**Given problem**
Write out the material again exactly, please, and omit the pictures.
─── Supplied information
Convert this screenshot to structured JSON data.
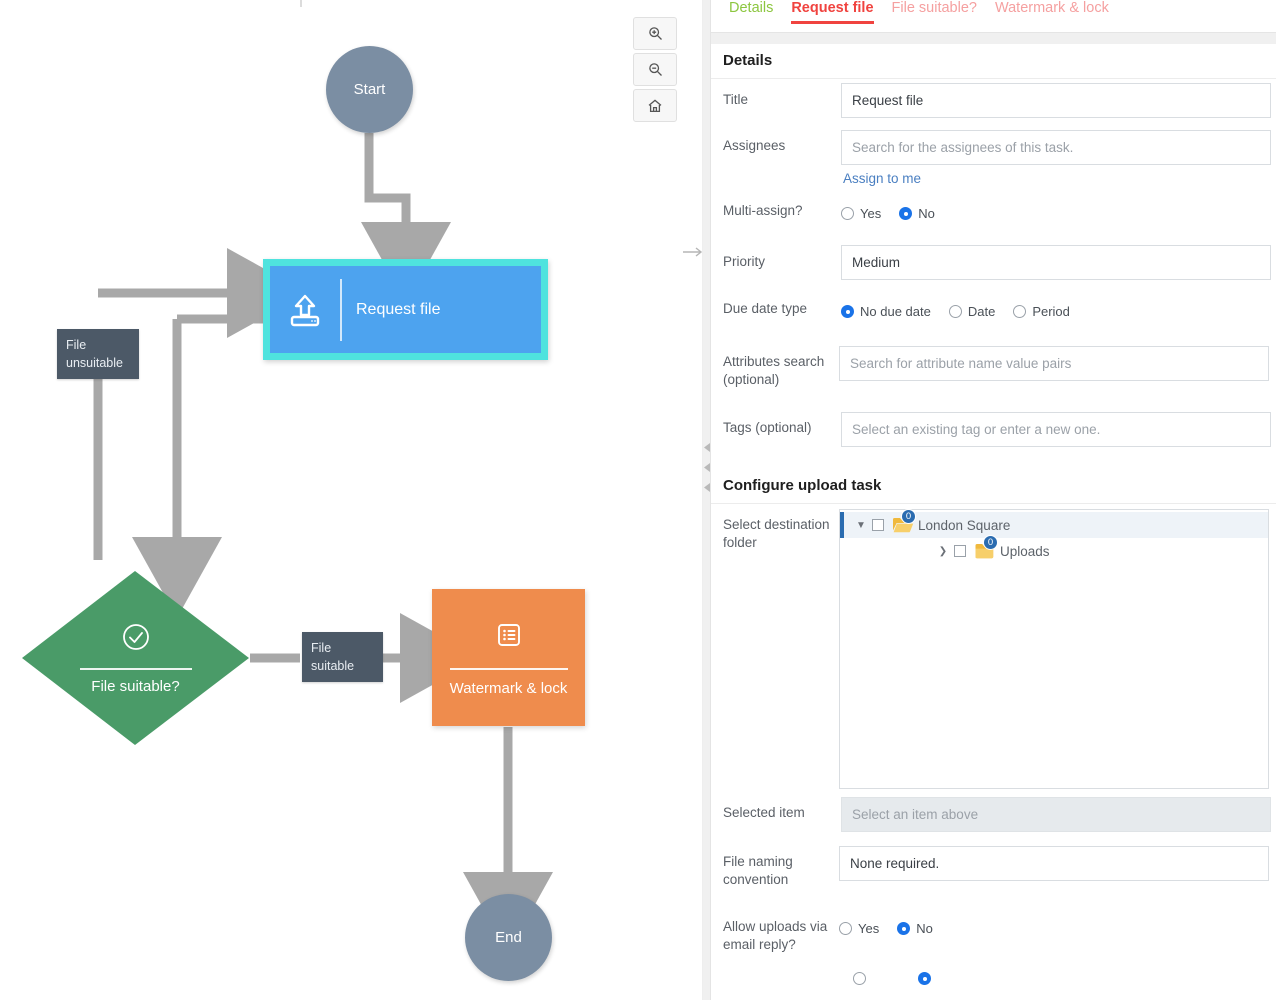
{
  "flowchart": {
    "zoom_controls": [
      {
        "name": "zoom-in-button",
        "icon": "magnifier-plus-icon"
      },
      {
        "name": "zoom-out-button",
        "icon": "magnifier-minus-icon"
      },
      {
        "name": "reset-view-button",
        "icon": "home-icon"
      }
    ],
    "nodes": {
      "start": {
        "label": "Start",
        "color": "#7b8ea3"
      },
      "request_file": {
        "label": "Request file",
        "icon": "upload-icon",
        "color": "#4da3ef",
        "selection_color": "#4fe3de"
      },
      "decision": {
        "label": "File suitable?",
        "icon": "check-circle-icon",
        "color": "#4a9b68"
      },
      "watermark": {
        "label": "Watermark & lock",
        "icon": "list-icon",
        "color": "#ef8c4d"
      },
      "end": {
        "label": "End",
        "color": "#7b8ea3"
      }
    },
    "edge_labels": {
      "unsuitable": "File\nunsuitable",
      "suitable": "File\nsuitable"
    },
    "edge_label_color": "#4c5967"
  },
  "panel": {
    "tabs": [
      {
        "label": "Details",
        "state": "complete"
      },
      {
        "label": "Request file",
        "state": "active"
      },
      {
        "label": "File suitable?",
        "state": "incomplete"
      },
      {
        "label": "Watermark & lock",
        "state": "incomplete"
      }
    ],
    "accent_active": "#f0433f",
    "accent_complete": "#8cc63f",
    "sections": {
      "details": {
        "title": "Details",
        "title_field": {
          "label": "Title",
          "value": "Request file"
        },
        "assignees": {
          "label": "Assignees",
          "placeholder": "Search for the assignees of this task.",
          "assign_link": "Assign to me"
        },
        "multi_assign": {
          "label": "Multi-assign?",
          "options": [
            "Yes",
            "No"
          ],
          "selected": "No"
        },
        "priority": {
          "label": "Priority",
          "value": "Medium"
        },
        "due_date_type": {
          "label": "Due date type",
          "options": [
            "No due date",
            "Date",
            "Period"
          ],
          "selected": "No due date"
        },
        "attributes_search": {
          "label": "Attributes search (optional)",
          "placeholder": "Search for attribute name value pairs"
        },
        "tags": {
          "label": "Tags (optional)",
          "placeholder": "Select an existing tag or enter a new one."
        }
      },
      "upload": {
        "title": "Configure upload task",
        "destination": {
          "label": "Select destination folder",
          "tree": [
            {
              "name": "London Square",
              "badge": "0",
              "expanded": true,
              "checked": false,
              "depth": 0,
              "selected": true
            },
            {
              "name": "Uploads",
              "badge": "0",
              "expanded": false,
              "checked": false,
              "depth": 1,
              "selected": false
            }
          ]
        },
        "selected_item": {
          "label": "Selected item",
          "placeholder": "Select an item above",
          "disabled": true
        },
        "file_naming": {
          "label": "File naming convention",
          "value": "None required."
        },
        "email_uploads": {
          "label": "Allow uploads via email reply?",
          "options": [
            "Yes",
            "No"
          ],
          "selected": "No"
        }
      }
    }
  }
}
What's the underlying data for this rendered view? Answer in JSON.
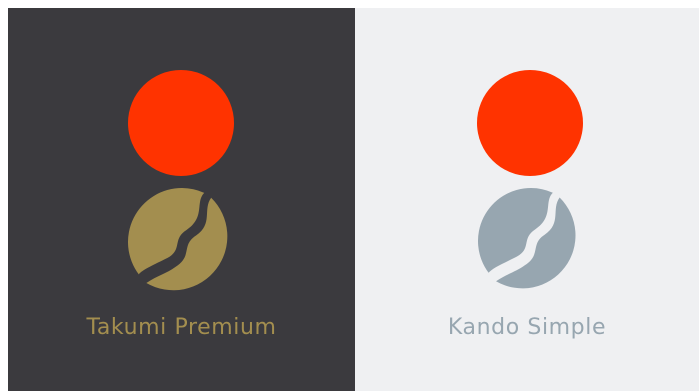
{
  "brands": [
    {
      "name": "Takumi Premium",
      "background": "#3b3a3e",
      "sun_color": "#ff3300",
      "emblem_color": "#a38e4f",
      "label_color": "#a38e4f"
    },
    {
      "name": "Kando Simple",
      "background": "#eff0f2",
      "sun_color": "#ff3300",
      "emblem_color": "#97a6b0",
      "label_color": "#97a6b0"
    }
  ]
}
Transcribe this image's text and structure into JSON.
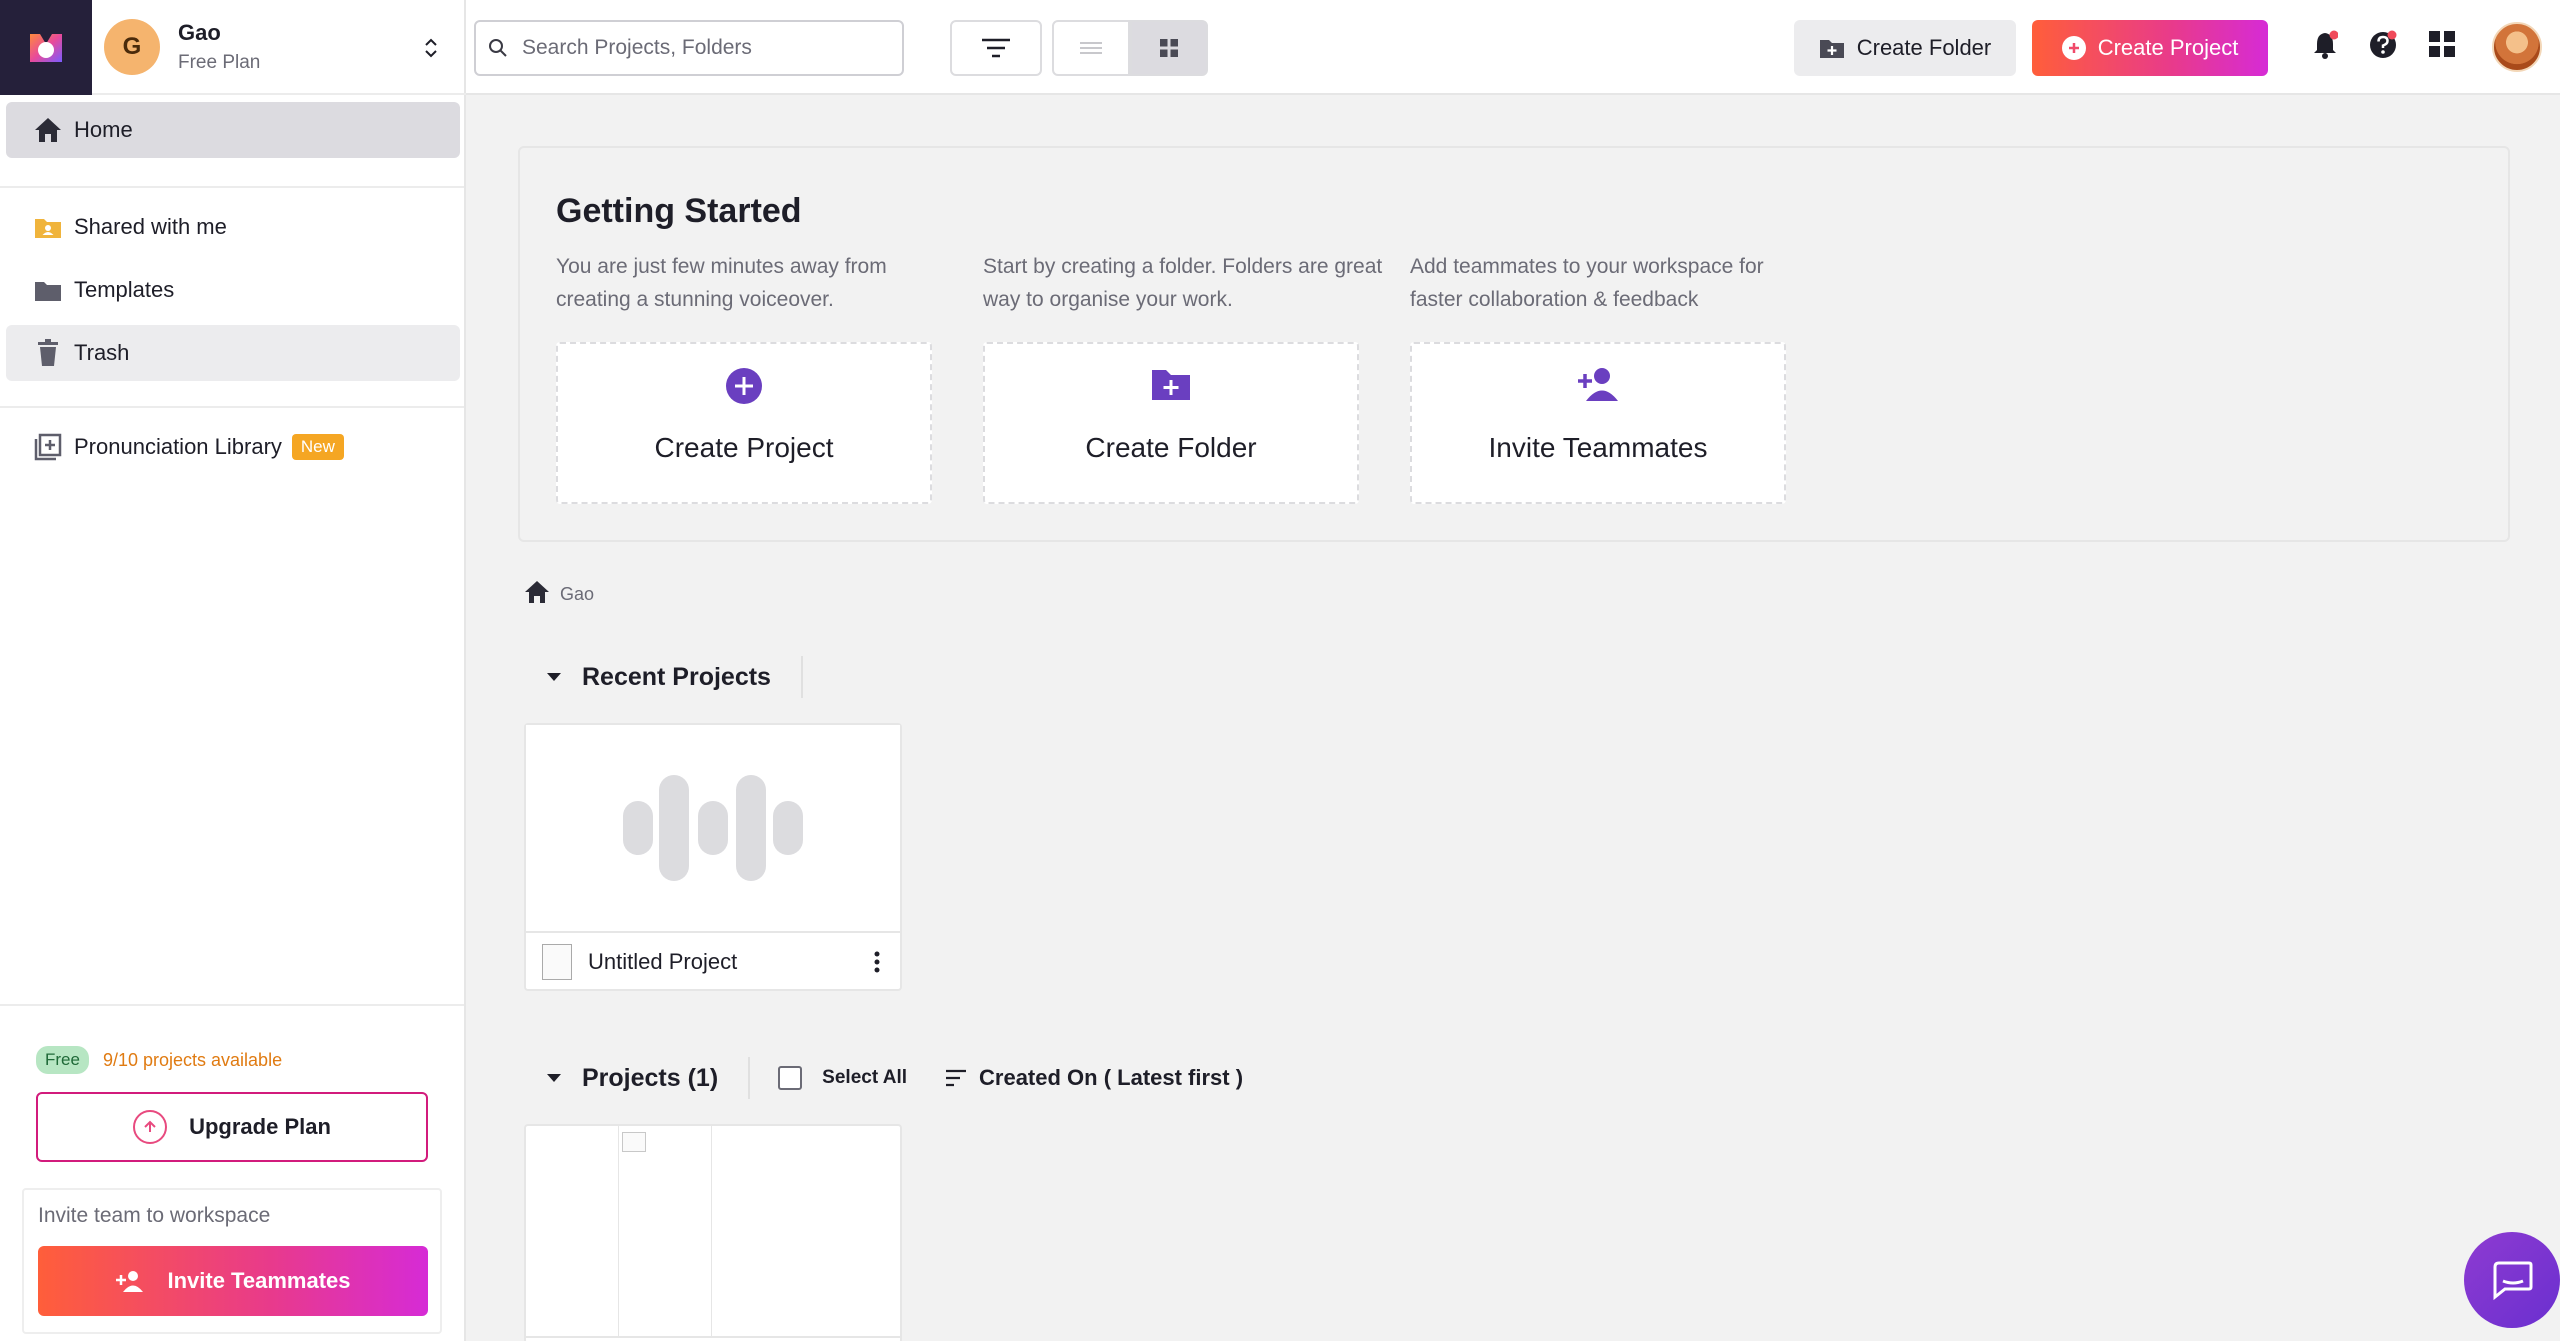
{
  "workspace": {
    "initial": "G",
    "name": "Gao",
    "plan": "Free Plan"
  },
  "sidebar": {
    "items": [
      {
        "label": "Home",
        "icon": "home-icon"
      },
      {
        "label": "Shared with me",
        "icon": "shared-folder-icon"
      },
      {
        "label": "Templates",
        "icon": "folder-icon"
      },
      {
        "label": "Trash",
        "icon": "trash-icon"
      },
      {
        "label": "Pronunciation Library",
        "icon": "library-icon",
        "badge": "New"
      }
    ],
    "plan_badge": "Free",
    "projects_available": "9/10 projects available",
    "upgrade_label": "Upgrade Plan",
    "invite_prompt": "Invite team to workspace",
    "invite_button": "Invite Teammates"
  },
  "topbar": {
    "search_placeholder": "Search Projects, Folders",
    "create_folder": "Create Folder",
    "create_project": "Create Project"
  },
  "getting_started": {
    "title": "Getting Started",
    "cards": [
      {
        "desc": "You are just few minutes away from creating a stunning voiceover.",
        "label": "Create Project",
        "icon": "plus-circle-icon"
      },
      {
        "desc": "Start by creating a folder. Folders are great way to organise your work.",
        "label": "Create Folder",
        "icon": "folder-plus-icon"
      },
      {
        "desc": "Add teammates to your workspace for faster collaboration & feedback",
        "label": "Invite Teammates",
        "icon": "person-add-icon"
      }
    ]
  },
  "breadcrumb": {
    "label": "Gao"
  },
  "recent": {
    "title": "Recent Projects",
    "projects": [
      {
        "name": "Untitled Project"
      }
    ]
  },
  "projects": {
    "title": "Projects (1)",
    "select_all": "Select All",
    "sort_label": "Created On ( Latest first )"
  },
  "colors": {
    "brand_gradient_start": "#ff5e3a",
    "brand_gradient_end": "#d62bd6",
    "accent_purple": "#6a3fc0",
    "free_badge": "#b7e6c3",
    "new_badge": "#f5a623"
  }
}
──────
**Task answer**
Convert this screenshot to structured JSON data.
{
  "flowchart": {
    "zoom_controls": [
      {
        "name": "zoom-in-button",
        "icon": "magnifier-plus-icon"
      },
      {
        "name": "zoom-out-button",
        "icon": "magnifier-minus-icon"
      },
      {
        "name": "reset-view-button",
        "icon": "home-icon"
      }
    ],
    "nodes": {
      "start": {
        "label": "Start",
        "color": "#7b8ea3"
      },
      "request_file": {
        "label": "Request file",
        "icon": "upload-icon",
        "color": "#4da3ef",
        "selection_color": "#4fe3de"
      },
      "decision": {
        "label": "File suitable?",
        "icon": "check-circle-icon",
        "color": "#4a9b68"
      },
      "watermark": {
        "label": "Watermark & lock",
        "icon": "list-icon",
        "color": "#ef8c4d"
      },
      "end": {
        "label": "End",
        "color": "#7b8ea3"
      }
    },
    "edge_labels": {
      "unsuitable": "File\nunsuitable",
      "suitable": "File\nsuitable"
    },
    "edge_label_color": "#4c5967"
  },
  "panel": {
    "tabs": [
      {
        "label": "Details",
        "state": "complete"
      },
      {
        "label": "Request file",
        "state": "active"
      },
      {
        "label": "File suitable?",
        "state": "incomplete"
      },
      {
        "label": "Watermark & lock",
        "state": "incomplete"
      }
    ],
    "accent_active": "#f0433f",
    "accent_complete": "#8cc63f",
    "sections": {
      "details": {
        "title": "Details",
        "title_field": {
          "label": "Title",
          "value": "Request file"
        },
        "assignees": {
          "label": "Assignees",
          "placeholder": "Search for the assignees of this task.",
          "assign_link": "Assign to me"
        },
        "multi_assign": {
          "label": "Multi-assign?",
          "options": [
            "Yes",
            "No"
          ],
          "selected": "No"
        },
        "priority": {
          "label": "Priority",
          "value": "Medium"
        },
        "due_date_type": {
          "label": "Due date type",
          "options": [
            "No due date",
            "Date",
            "Period"
          ],
          "selected": "No due date"
        },
        "attributes_search": {
          "label": "Attributes search (optional)",
          "placeholder": "Search for attribute name value pairs"
        },
        "tags": {
          "label": "Tags (optional)",
          "placeholder": "Select an existing tag or enter a new one."
        }
      },
      "upload": {
        "title": "Configure upload task",
        "destination": {
          "label": "Select destination folder",
          "tree": [
            {
              "name": "London Square",
              "badge": "0",
              "expanded": true,
              "checked": false,
              "depth": 0,
              "selected": true
            },
            {
              "name": "Uploads",
              "badge": "0",
              "expanded": false,
              "checked": false,
              "depth": 1,
              "selected": false
            }
          ]
        },
        "selected_item": {
          "label": "Selected item",
          "placeholder": "Select an item above",
          "disabled": true
        },
        "file_naming": {
          "label": "File naming convention",
          "value": "None required."
        },
        "email_uploads": {
          "label": "Allow uploads via email reply?",
          "options": [
            "Yes",
            "No"
          ],
          "selected": "No"
        }
      }
    }
  }
}
What's the underlying data for this rendered view? Answer in JSON.
{
  "brands": [
    {
      "name": "Takumi Premium",
      "background": "#3b3a3e",
      "sun_color": "#ff3300",
      "emblem_color": "#a38e4f",
      "label_color": "#a38e4f"
    },
    {
      "name": "Kando Simple",
      "background": "#eff0f2",
      "sun_color": "#ff3300",
      "emblem_color": "#97a6b0",
      "label_color": "#97a6b0"
    }
  ]
}
Transcribe this image's text and structure into JSON.
{
  "workspace": {
    "initial": "G",
    "name": "Gao",
    "plan": "Free Plan"
  },
  "sidebar": {
    "items": [
      {
        "label": "Home",
        "icon": "home-icon"
      },
      {
        "label": "Shared with me",
        "icon": "shared-folder-icon"
      },
      {
        "label": "Templates",
        "icon": "folder-icon"
      },
      {
        "label": "Trash",
        "icon": "trash-icon"
      },
      {
        "label": "Pronunciation Library",
        "icon": "library-icon",
        "badge": "New"
      }
    ],
    "plan_badge": "Free",
    "projects_available": "9/10 projects available",
    "upgrade_label": "Upgrade Plan",
    "invite_prompt": "Invite team to workspace",
    "invite_button": "Invite Teammates"
  },
  "topbar": {
    "search_placeholder": "Search Projects, Folders",
    "create_folder": "Create Folder",
    "create_project": "Create Project"
  },
  "getting_started": {
    "title": "Getting Started",
    "cards": [
      {
        "desc": "You are just few minutes away from creating a stunning voiceover.",
        "label": "Create Project",
        "icon": "plus-circle-icon"
      },
      {
        "desc": "Start by creating a folder. Folders are great way to organise your work.",
        "label": "Create Folder",
        "icon": "folder-plus-icon"
      },
      {
        "desc": "Add teammates to your workspace for faster collaboration & feedback",
        "label": "Invite Teammates",
        "icon": "person-add-icon"
      }
    ]
  },
  "breadcrumb": {
    "label": "Gao"
  },
  "recent": {
    "title": "Recent Projects",
    "projects": [
      {
        "name": "Untitled Project"
      }
    ]
  },
  "projects": {
    "title": "Projects (1)",
    "select_all": "Select All",
    "sort_label": "Created On ( Latest first )"
  },
  "colors": {
    "brand_gradient_start": "#ff5e3a",
    "brand_gradient_end": "#d62bd6",
    "accent_purple": "#6a3fc0",
    "free_badge": "#b7e6c3",
    "new_badge": "#f5a623"
  }
}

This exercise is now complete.